Repeat the following lines word for word, leaving out the pictures.

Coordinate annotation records
'''

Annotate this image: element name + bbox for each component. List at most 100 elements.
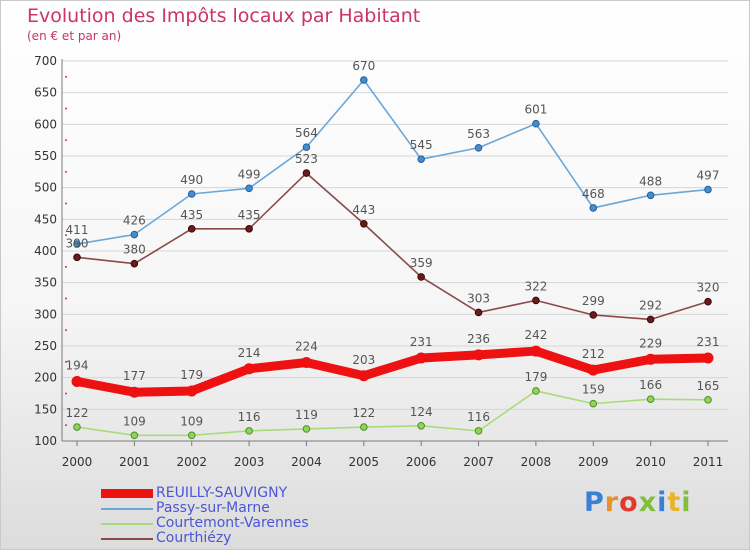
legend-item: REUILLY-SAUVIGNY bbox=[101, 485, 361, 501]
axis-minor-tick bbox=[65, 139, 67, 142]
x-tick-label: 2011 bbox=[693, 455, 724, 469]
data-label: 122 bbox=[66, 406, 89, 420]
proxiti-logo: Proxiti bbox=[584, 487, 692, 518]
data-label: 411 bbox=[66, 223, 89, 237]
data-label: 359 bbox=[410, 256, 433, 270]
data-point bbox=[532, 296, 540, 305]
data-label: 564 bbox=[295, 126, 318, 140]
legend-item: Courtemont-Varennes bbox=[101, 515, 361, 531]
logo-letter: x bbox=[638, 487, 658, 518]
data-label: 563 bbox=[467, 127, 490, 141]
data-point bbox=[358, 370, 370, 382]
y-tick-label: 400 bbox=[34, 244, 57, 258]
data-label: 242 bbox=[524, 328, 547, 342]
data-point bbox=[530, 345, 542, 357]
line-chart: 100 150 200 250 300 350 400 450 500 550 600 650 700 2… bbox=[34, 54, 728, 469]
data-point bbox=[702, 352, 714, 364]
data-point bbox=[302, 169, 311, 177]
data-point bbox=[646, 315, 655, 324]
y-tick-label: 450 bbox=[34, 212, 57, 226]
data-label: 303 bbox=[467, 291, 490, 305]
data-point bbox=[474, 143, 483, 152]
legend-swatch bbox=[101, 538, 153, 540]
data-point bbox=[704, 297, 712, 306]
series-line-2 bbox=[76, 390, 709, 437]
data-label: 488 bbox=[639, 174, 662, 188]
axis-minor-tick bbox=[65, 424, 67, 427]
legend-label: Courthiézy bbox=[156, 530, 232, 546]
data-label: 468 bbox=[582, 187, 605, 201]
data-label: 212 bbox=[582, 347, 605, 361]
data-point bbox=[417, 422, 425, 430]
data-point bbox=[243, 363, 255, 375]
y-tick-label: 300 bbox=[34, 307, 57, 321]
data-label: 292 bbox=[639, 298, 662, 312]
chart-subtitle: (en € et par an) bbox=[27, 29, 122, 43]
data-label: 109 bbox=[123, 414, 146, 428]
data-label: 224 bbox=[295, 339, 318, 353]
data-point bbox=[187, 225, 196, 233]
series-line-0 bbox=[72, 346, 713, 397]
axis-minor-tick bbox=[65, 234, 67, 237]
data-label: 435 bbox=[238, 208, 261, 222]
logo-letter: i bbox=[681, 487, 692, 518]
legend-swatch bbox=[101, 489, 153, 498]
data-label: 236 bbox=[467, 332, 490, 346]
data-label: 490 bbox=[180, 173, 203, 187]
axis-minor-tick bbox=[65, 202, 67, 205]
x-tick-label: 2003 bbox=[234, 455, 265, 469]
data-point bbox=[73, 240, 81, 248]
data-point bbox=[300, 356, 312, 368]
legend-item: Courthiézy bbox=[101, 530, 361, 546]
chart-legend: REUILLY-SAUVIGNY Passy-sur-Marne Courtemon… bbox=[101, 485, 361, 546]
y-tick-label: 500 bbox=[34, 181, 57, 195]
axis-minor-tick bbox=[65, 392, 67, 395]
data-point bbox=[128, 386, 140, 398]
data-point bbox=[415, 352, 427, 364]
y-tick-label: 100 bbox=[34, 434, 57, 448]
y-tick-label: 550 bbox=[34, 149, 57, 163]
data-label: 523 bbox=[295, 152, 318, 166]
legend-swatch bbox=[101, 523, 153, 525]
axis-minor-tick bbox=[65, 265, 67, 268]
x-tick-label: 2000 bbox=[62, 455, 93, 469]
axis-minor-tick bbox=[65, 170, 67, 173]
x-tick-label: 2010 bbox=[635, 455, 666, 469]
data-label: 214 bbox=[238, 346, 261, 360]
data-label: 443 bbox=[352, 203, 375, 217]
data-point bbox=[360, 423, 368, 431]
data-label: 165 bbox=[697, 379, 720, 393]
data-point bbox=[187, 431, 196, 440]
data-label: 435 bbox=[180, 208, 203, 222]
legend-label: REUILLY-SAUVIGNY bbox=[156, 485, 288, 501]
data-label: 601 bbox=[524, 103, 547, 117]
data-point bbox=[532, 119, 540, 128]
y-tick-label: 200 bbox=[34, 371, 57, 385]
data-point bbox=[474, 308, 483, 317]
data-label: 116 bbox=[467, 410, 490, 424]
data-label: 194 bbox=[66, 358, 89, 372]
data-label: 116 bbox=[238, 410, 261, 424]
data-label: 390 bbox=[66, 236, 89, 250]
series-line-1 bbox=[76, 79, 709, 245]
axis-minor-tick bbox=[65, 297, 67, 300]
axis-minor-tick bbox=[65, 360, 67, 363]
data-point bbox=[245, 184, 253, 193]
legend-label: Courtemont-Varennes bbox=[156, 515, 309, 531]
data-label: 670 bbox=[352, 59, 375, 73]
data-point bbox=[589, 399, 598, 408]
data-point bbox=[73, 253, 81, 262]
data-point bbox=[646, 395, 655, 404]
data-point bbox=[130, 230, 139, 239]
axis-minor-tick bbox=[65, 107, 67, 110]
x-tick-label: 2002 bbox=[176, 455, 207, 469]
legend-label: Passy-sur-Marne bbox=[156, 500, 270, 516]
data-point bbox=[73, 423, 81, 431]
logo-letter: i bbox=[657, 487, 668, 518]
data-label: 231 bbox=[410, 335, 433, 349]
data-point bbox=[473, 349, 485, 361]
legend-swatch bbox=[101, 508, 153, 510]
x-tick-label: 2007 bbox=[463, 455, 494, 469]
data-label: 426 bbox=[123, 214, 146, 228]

'''

• Worked answer:
Annotate this image: element name + bbox for each component. List at most 100 elements.
legend-item: REUILLY-SAUVIGNY bbox=[101, 485, 361, 501]
axis-minor-tick bbox=[65, 139, 67, 142]
x-tick-label: 2011 bbox=[693, 455, 724, 469]
data-label: 122 bbox=[66, 406, 89, 420]
proxiti-logo: Proxiti bbox=[584, 487, 692, 518]
data-label: 411 bbox=[66, 223, 89, 237]
data-label: 359 bbox=[410, 256, 433, 270]
data-point bbox=[532, 296, 540, 305]
data-label: 564 bbox=[295, 126, 318, 140]
legend-item: Courtemont-Varennes bbox=[101, 515, 361, 531]
logo-letter: x bbox=[638, 487, 658, 518]
data-label: 563 bbox=[467, 127, 490, 141]
data-point bbox=[358, 370, 370, 382]
y-tick-label: 400 bbox=[34, 244, 57, 258]
data-label: 242 bbox=[524, 328, 547, 342]
data-point bbox=[530, 345, 542, 357]
line-chart: 100 150 200 250 300 350 400 450 500 550 600 650 700 2… bbox=[34, 54, 728, 469]
data-point bbox=[702, 352, 714, 364]
data-point bbox=[302, 169, 311, 177]
data-point bbox=[646, 315, 655, 324]
y-tick-label: 450 bbox=[34, 212, 57, 226]
data-label: 303 bbox=[467, 291, 490, 305]
data-point bbox=[474, 143, 483, 152]
legend-swatch bbox=[101, 538, 153, 540]
data-point bbox=[704, 297, 712, 306]
series-line-2 bbox=[76, 390, 709, 437]
data-label: 488 bbox=[639, 174, 662, 188]
axis-minor-tick bbox=[65, 424, 67, 427]
legend-label: Courthiézy bbox=[156, 530, 232, 546]
data-label: 468 bbox=[582, 187, 605, 201]
data-label: 212 bbox=[582, 347, 605, 361]
data-point bbox=[417, 422, 425, 430]
data-point bbox=[243, 363, 255, 375]
y-tick-label: 300 bbox=[34, 307, 57, 321]
data-label: 292 bbox=[639, 298, 662, 312]
chart-subtitle: (en € et par an) bbox=[27, 29, 122, 43]
data-label: 109 bbox=[123, 414, 146, 428]
data-label: 224 bbox=[295, 339, 318, 353]
data-point bbox=[187, 225, 196, 233]
series-line-0 bbox=[72, 346, 713, 397]
axis-minor-tick bbox=[65, 234, 67, 237]
data-label: 435 bbox=[238, 208, 261, 222]
logo-letter: i bbox=[681, 487, 692, 518]
legend-swatch bbox=[101, 489, 153, 498]
data-label: 236 bbox=[467, 332, 490, 346]
data-label: 490 bbox=[180, 173, 203, 187]
axis-minor-tick bbox=[65, 202, 67, 205]
x-tick-label: 2003 bbox=[234, 455, 265, 469]
data-point bbox=[73, 240, 81, 248]
data-point bbox=[300, 356, 312, 368]
legend-item: Courthiézy bbox=[101, 530, 361, 546]
chart-legend: REUILLY-SAUVIGNY Passy-sur-Marne Courtemon… bbox=[101, 485, 361, 546]
y-tick-label: 500 bbox=[34, 181, 57, 195]
axis-minor-tick bbox=[65, 392, 67, 395]
data-point bbox=[128, 386, 140, 398]
data-point bbox=[415, 352, 427, 364]
y-tick-label: 100 bbox=[34, 434, 57, 448]
y-tick-label: 550 bbox=[34, 149, 57, 163]
data-label: 523 bbox=[295, 152, 318, 166]
legend-swatch bbox=[101, 523, 153, 525]
axis-minor-tick bbox=[65, 265, 67, 268]
x-tick-label: 2000 bbox=[62, 455, 93, 469]
axis-minor-tick bbox=[65, 170, 67, 173]
x-tick-label: 2010 bbox=[635, 455, 666, 469]
data-label: 214 bbox=[238, 346, 261, 360]
data-label: 443 bbox=[352, 203, 375, 217]
data-point bbox=[360, 423, 368, 431]
data-label: 165 bbox=[697, 379, 720, 393]
data-point bbox=[187, 431, 196, 440]
data-label: 435 bbox=[180, 208, 203, 222]
legend-label: REUILLY-SAUVIGNY bbox=[156, 485, 288, 501]
data-label: 601 bbox=[524, 103, 547, 117]
data-point bbox=[532, 119, 540, 128]
y-tick-label: 200 bbox=[34, 371, 57, 385]
data-point bbox=[474, 308, 483, 317]
data-label: 116 bbox=[467, 410, 490, 424]
data-label: 194 bbox=[66, 358, 89, 372]
data-label: 116 bbox=[238, 410, 261, 424]
data-label: 390 bbox=[66, 236, 89, 250]
series-line-1 bbox=[76, 79, 709, 245]
axis-minor-tick bbox=[65, 297, 67, 300]
axis-minor-tick bbox=[65, 360, 67, 363]
data-point bbox=[245, 184, 253, 193]
legend-label: Courtemont-Varennes bbox=[156, 515, 309, 531]
data-label: 670 bbox=[352, 59, 375, 73]
data-point bbox=[589, 399, 598, 408]
data-point bbox=[73, 253, 81, 262]
data-point bbox=[646, 395, 655, 404]
data-point bbox=[130, 230, 139, 239]
axis-minor-tick bbox=[65, 107, 67, 110]
x-tick-label: 2002 bbox=[176, 455, 207, 469]
legend-label: Passy-sur-Marne bbox=[156, 500, 270, 516]
data-point bbox=[73, 423, 81, 431]
logo-letter: i bbox=[657, 487, 668, 518]
data-label: 231 bbox=[410, 335, 433, 349]
data-point bbox=[473, 349, 485, 361]
legend-swatch bbox=[101, 508, 153, 510]
x-tick-label: 2007 bbox=[463, 455, 494, 469]
data-label: 426 bbox=[123, 214, 146, 228]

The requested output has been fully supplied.